Requirements — Search the material below for the word "Université" and copy every line in which it occurs.

BEGIN Provided information

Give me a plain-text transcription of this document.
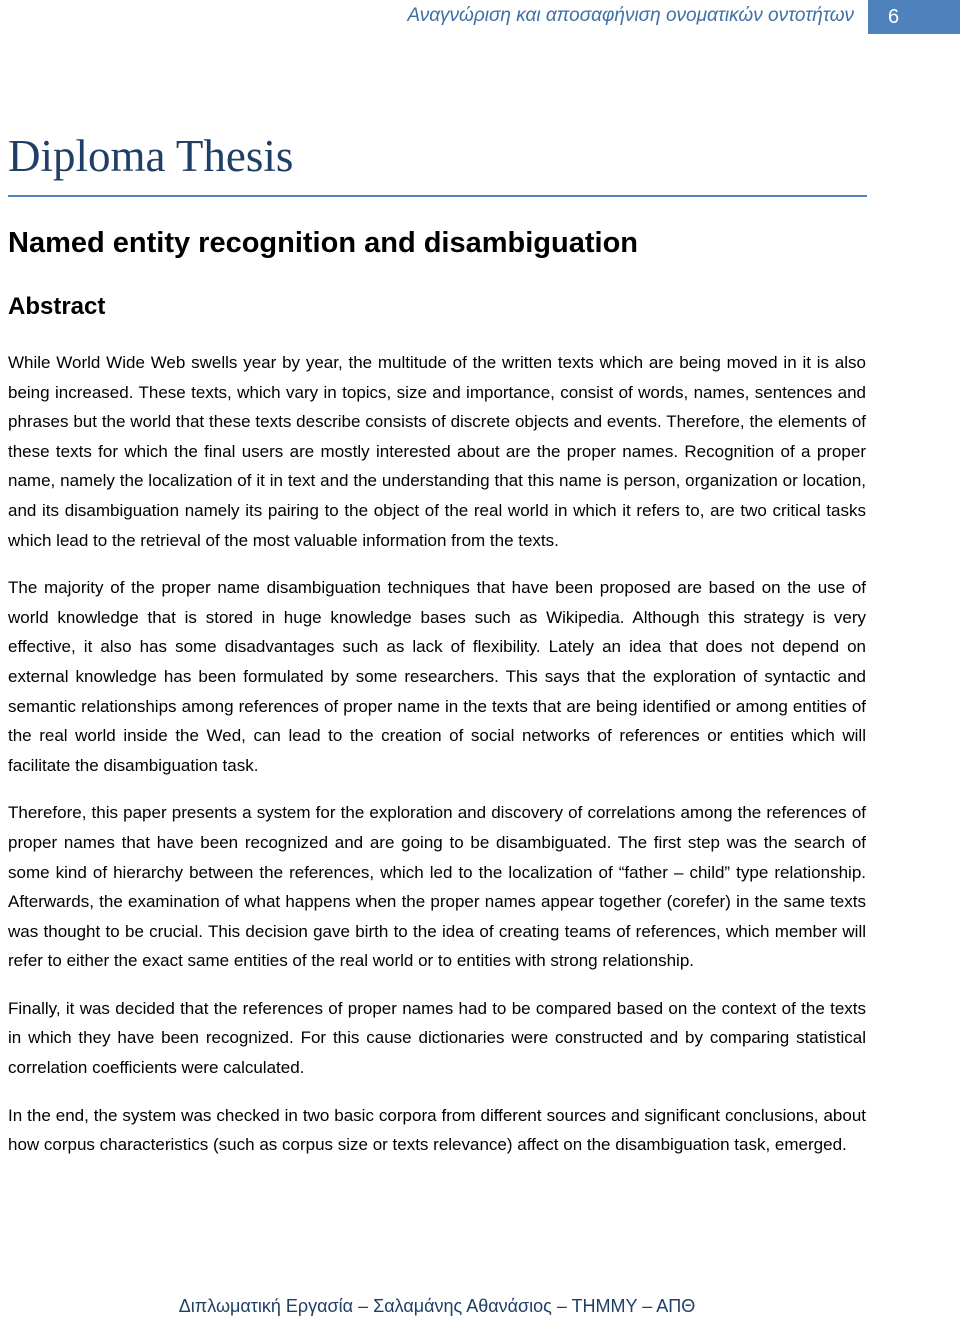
Αναγνώριση και αποσαφήνιση ονοματικών οντοτήτων	6
Diploma Thesis
Named entity recognition and disambiguation
Abstract

While World Wide Web swells year by year, the multitude of the written texts which are being moved in it is also being increased. These texts, which vary in topics, size and importance, consist of words, names, sentences and phrases but the world that these texts describe consists of discrete objects and events. Therefore, the elements of these texts for which the final users are mostly interested about are the proper names. Recognition of a proper name, namely the localization of it in text and the understanding that this name is person, organization or location, and its disambiguation namely its pairing to the object of the real world in which it refers to, are two critical tasks which lead to the retrieval of the most valuable information from the texts.

The majority of the proper name disambiguation techniques that have been proposed are based on the use of world knowledge that is stored in huge knowledge bases such as Wikipedia. Although this strategy is very effective, it also has some disadvantages such as lack of flexibility. Lately an idea that does not depend on external knowledge has been formulated by some researchers. This says that the exploration of syntactic and semantic relationships among references of proper name in the texts that are being identified or among entities of the real world inside the Wed, can lead to the creation of social networks of references or entities which will facilitate the disambiguation task.

Therefore, this paper presents a system for the exploration and discovery of correlations among the references of proper names that have been recognized and are going to be disambiguated. The first step was the search of some kind of hierarchy between the references, which led to the localization of “father – child” type relationship. Afterwards, the examination of what happens when the proper names appear together (corefer) in the same texts was thought to be crucial. This decision gave birth to the idea of creating teams of references, which member will refer to either the exact same entities of the real world or to entities with strong relationship.

Finally, it was decided that the references of proper names had to be compared based on the context of the texts in which they have been recognized. For this cause dictionaries were constructed and by comparing statistical correlation coefficients were calculated.

In the end, the system was checked in two basic corpora from different sources and significant conclusions, about how corpus characteristics (such as corpus size or texts relevance) affect on the disambiguation task, emerged.

Διπλωματική Εργασία – Σαλαμάνης Αθανάσιος – ΤΗΜΜΥ – ΑΠΘ
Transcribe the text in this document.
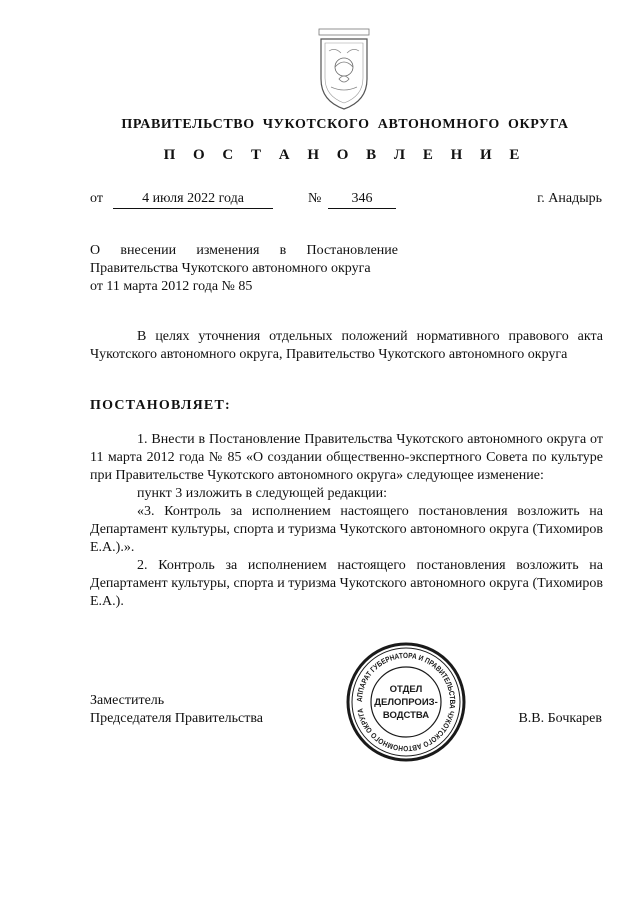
ПРАВИТЕЛЬСТВО ЧУКОТСКОГО АВТОНОМНОГО ОКРУГА
П О С Т А Н О В Л Е Н И Е
от	4 июля 2022 года	№	346	г. Анадырь
О внесении изменения в Постановление
Правительства Чукотского автономного округа
от 11 марта 2012 года № 85
В целях уточнения отдельных положений нормативного правового акта Чукотского автономного округа, Правительство Чукотского автономного округа
ПОСТАНОВЛЯЕТ:

1. Внести в Постановление Правительства Чукотского автономного округа от 11 марта 2012 года № 85 «О создании общественно-экспертного Совета по культуре при Правительстве Чукотского автономного округа» следующее изменение:

пункт 3 изложить в следующей редакции:

«3. Контроль за исполнением настоящего постановления возложить на Департамент культуры, спорта и туризма Чукотского автономного округа (Тихомиров Е.А.).».

2. Контроль за исполнением настоящего постановления возложить на Департамент культуры, спорта и туризма Чукотского автономного округа (Тихомиров Е.А.).

Заместитель
Председателя Правительства	В.В. Бочкарев
АППАРАТ ГУБЕРНАТОРА И ПРАВИТЕЛЬСТВА ЧУКОТСКОГО АВТОНОМНОГО ОКРУГА
ОТДЕЛ
ДЕЛОПРОИЗ-
ВОДСТВА
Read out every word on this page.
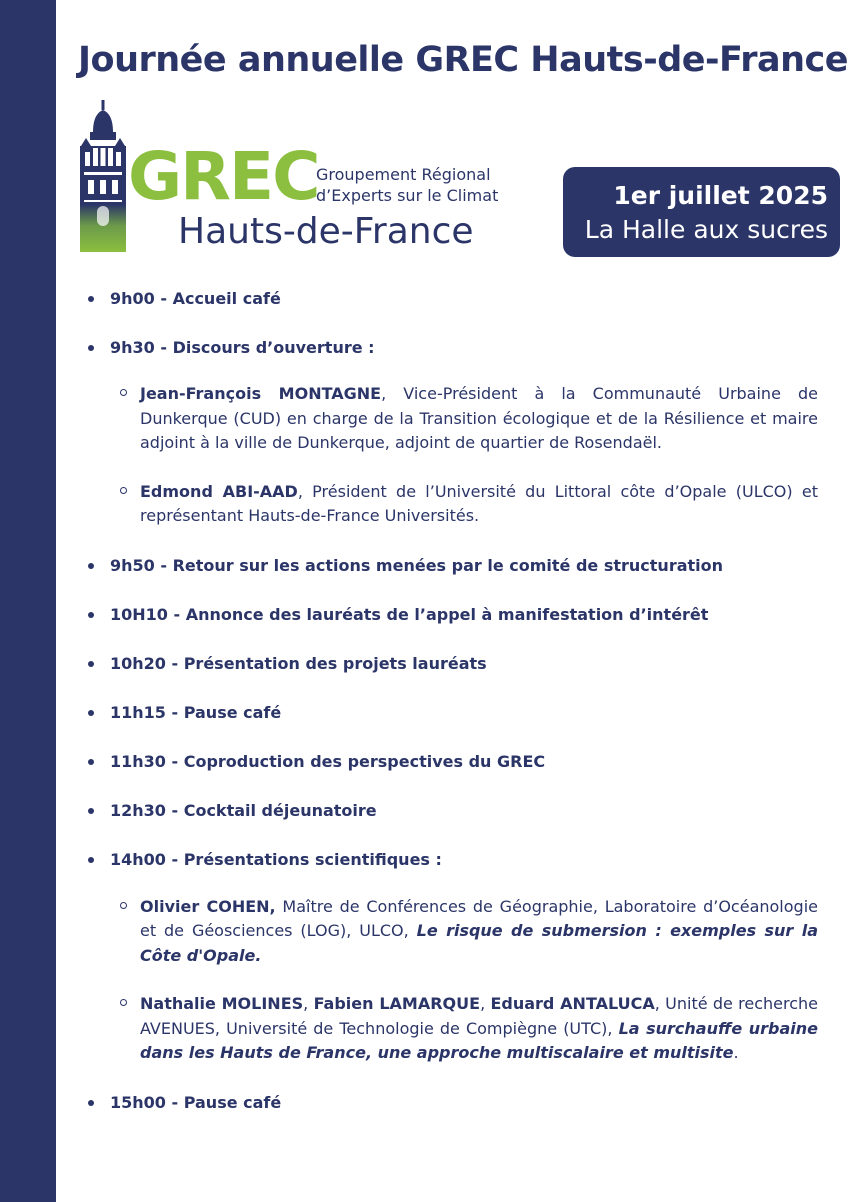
Journée annuelle GREC Hauts-de-France
GREC
Groupement Régional
d’Experts sur le Climat
Hauts-de-France
1er juillet 2025
La Halle aux sucres
9h00 - Accueil café
9h30 - Discours d’ouverture :

Jean-François MONTAGNE, Vice-Président à la Communauté Urbaine de Dunkerque (CUD) en charge de la Transition écologique et de la Résilience et maire adjoint à la ville de Dunkerque, adjoint de quartier de Rosendaël.

Edmond ABI-AAD, Président de l’Université du Littoral côte d’Opale (ULCO) et représentant Hauts-de-France Universités.

9h50 - Retour sur les actions menées par le comité de structuration
10H10 - Annonce des lauréats de l’appel à manifestation d’intérêt
10h20 - Présentation des projets lauréats
11h15 - Pause café
11h30 - Coproduction des perspectives du GREC
12h30 - Cocktail déjeunatoire
14h00 - Présentations scientifiques :

Olivier COHEN, Maître de Conférences de Géographie, Laboratoire d’Océanologie et de Géosciences (LOG), ULCO, Le risque de submersion : exemples sur la Côte d'Opale.

Nathalie MOLINES, Fabien LAMARQUE, Eduard ANTALUCA, Unité de recherche AVENUES, Université de Technologie de Compiègne (UTC), La surchauffe urbaine dans les Hauts de France, une approche multiscalaire et multisite.

15h00 - Pause café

END Provided information

Written solution —
Edmond ABI-AAD, Président de l’Université du Littoral côte d’Opale (ULCO) et représentant Hauts-de-France Universités.
Nathalie MOLINES, Fabien LAMARQUE, Eduard ANTALUCA, Unité de recherche AVENUES, Université de Technologie de Compiègne (UTC), La surchauffe urbaine dans les Hauts de France, une approche multiscalaire et multisite.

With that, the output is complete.